Tasks to carry out:
• a. According to the family tree post, in what year did the writer's grandfather arrive in the U.S.?
• b. Based on the family tree post, decide whether each statement is true: (i) The writer's parents first met in the eighth grade. (ii) The writer's father played in the first Super Bowl. (iii) All 12 of the grandparents' children lived into adulthood. For each, answer yes or no and quote the words from the post that decide it.

Passage provided:
◆ ◆ ◆ ◆ ◆ ◆ ◆

Family tree

I wrote a while back about my fascination with the whole genealogy craze, as evidenced by TV shows like NBC’s Who Do You Think You Are? and PBS’s Faces of America. What I know about my own so-called roots is pretty shallow, but you’ve got to start somewhere, right?

My mom and dad grew up within 10 miles of each other in rural southwestern Pennsylvania, but they didn’t meet until they were in the eighth grade. They didn’t start dating until they had graduated from high school and were living in the same city: my mom was going to business school and living in downtown Pittsburgh, and my dad was going to the University of Pittsburgh on a football scholarship. They got married in June of 1964, at which point they moved to Kansas City, Missouri, because my dad had been drafted to play for the Kansas City Chiefs. (Had he chosen to continue playing for the NFL after one season instead of returning to Pitt to finish his engineering degree, Dad would have played in the first-ever Super Bowl. Kansas City lost that game to the Green Bay Packers, but still. How cool would that have been?)

My dad is the ninth of 12 children of a Ukrainian immigrant coal miner father and a first-generation Ukrainian superwoman housewife. My grandmother was 12 years younger than my grandfather, whom she met at a church picnic, so the story goes. My grandfather was 18 years old in 1913 when he arrived in on U.S. shores via Ellis Island; my grandmother, the first of her siblings to be born on U.S. soil, was 16 going on 17 when they married, and all but one of their 12 offspring lived into adulthood. There is a 26-year age difference between my dad’s oldest sister and youngest brother. See why I call Grandma a superwoman?

This photo was taken in 1973, on the occasion of Mama and Tata’s 50th wedding anniversary. Tata died a year later, of multiple causes, including black lung from his years in the coal mines. Mama passed away in 1982 of a stroke.

◆ ◆ ◆ ◆ ◆ ◆ ◆

(Dataset entries)
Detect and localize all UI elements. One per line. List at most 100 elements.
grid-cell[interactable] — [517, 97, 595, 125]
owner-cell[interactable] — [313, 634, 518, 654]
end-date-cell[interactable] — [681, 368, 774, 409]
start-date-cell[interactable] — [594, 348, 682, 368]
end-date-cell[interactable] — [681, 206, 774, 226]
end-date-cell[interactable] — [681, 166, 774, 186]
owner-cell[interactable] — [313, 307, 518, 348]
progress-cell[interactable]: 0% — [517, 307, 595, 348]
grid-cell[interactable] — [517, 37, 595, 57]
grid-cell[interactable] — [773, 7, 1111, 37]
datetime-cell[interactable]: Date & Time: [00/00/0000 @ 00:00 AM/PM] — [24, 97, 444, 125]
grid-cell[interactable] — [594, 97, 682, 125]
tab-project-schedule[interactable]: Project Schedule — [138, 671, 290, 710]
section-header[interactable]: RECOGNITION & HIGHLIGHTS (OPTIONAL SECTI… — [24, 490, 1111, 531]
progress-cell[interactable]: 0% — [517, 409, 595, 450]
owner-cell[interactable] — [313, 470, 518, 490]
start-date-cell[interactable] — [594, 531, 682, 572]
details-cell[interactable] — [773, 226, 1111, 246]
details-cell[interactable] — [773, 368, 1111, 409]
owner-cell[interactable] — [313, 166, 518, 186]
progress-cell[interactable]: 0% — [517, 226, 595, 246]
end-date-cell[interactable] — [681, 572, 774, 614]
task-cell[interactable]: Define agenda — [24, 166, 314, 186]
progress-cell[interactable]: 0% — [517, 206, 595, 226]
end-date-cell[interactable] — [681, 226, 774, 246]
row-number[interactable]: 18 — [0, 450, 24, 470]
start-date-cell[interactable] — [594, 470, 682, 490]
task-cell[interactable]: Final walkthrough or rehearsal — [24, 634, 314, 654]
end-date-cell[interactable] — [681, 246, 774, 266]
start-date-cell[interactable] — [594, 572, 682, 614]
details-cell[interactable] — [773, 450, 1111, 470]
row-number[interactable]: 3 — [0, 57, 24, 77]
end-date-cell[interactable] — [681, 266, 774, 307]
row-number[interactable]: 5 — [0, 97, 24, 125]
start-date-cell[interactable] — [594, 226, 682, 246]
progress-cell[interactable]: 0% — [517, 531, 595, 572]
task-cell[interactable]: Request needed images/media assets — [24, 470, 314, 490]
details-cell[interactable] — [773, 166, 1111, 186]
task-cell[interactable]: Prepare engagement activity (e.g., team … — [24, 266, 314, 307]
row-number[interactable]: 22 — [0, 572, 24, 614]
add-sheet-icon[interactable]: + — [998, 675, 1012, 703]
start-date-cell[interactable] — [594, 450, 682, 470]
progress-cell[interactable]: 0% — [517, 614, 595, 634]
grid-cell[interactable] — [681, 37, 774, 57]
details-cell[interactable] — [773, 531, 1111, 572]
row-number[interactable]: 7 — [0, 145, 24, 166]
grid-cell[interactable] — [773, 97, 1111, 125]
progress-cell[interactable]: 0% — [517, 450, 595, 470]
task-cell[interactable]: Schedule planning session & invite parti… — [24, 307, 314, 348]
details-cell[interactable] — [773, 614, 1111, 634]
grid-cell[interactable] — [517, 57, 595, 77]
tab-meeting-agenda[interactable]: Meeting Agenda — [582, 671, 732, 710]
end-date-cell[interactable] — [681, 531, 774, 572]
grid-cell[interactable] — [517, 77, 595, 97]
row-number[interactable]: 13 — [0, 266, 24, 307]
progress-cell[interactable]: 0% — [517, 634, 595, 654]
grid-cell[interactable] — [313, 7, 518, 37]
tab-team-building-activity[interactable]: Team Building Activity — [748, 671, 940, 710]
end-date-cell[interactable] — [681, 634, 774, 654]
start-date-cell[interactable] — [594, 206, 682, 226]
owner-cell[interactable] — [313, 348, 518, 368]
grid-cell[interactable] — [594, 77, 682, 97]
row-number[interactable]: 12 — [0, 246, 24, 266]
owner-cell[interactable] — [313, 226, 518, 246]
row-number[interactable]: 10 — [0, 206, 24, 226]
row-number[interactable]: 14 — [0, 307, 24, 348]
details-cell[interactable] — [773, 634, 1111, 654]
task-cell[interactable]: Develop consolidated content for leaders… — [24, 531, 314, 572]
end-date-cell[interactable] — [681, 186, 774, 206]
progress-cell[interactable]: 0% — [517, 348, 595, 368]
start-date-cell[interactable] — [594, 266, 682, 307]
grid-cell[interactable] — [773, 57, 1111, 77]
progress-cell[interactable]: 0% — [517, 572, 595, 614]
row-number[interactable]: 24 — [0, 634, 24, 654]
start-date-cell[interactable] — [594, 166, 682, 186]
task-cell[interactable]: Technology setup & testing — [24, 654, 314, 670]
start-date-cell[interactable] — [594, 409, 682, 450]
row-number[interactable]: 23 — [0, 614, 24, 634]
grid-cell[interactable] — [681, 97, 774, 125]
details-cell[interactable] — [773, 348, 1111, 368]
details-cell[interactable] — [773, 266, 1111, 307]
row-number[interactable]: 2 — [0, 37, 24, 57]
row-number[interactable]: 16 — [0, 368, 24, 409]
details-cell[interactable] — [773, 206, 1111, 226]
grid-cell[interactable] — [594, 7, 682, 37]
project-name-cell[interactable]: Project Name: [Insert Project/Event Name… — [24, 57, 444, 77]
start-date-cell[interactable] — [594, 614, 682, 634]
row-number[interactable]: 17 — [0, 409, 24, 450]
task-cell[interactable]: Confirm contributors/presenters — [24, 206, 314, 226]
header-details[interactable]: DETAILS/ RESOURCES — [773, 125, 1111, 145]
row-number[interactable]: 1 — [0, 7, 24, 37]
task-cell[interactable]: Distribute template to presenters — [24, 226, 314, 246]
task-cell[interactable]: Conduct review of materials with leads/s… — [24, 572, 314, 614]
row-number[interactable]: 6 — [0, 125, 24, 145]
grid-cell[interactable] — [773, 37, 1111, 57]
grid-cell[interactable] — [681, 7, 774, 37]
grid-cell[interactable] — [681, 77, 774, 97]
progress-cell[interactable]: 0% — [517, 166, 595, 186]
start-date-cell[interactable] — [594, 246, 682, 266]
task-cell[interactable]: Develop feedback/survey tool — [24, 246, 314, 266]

◆ ◆ ◆ ◆ ◆ ◆ ◆

Answers for this exercise:
• a. 1913

• b.
(i) Yes: "they didn’t meet until they were in the eighth grade."
(ii) No: "Had he chosen to continue playing for the NFL after one season instead of returning to Pitt to finish his engineering degree, Dad would have played in the first-ever Super Bowl."
(iii) No: "all but one of their 12 offspring lived into adulthood."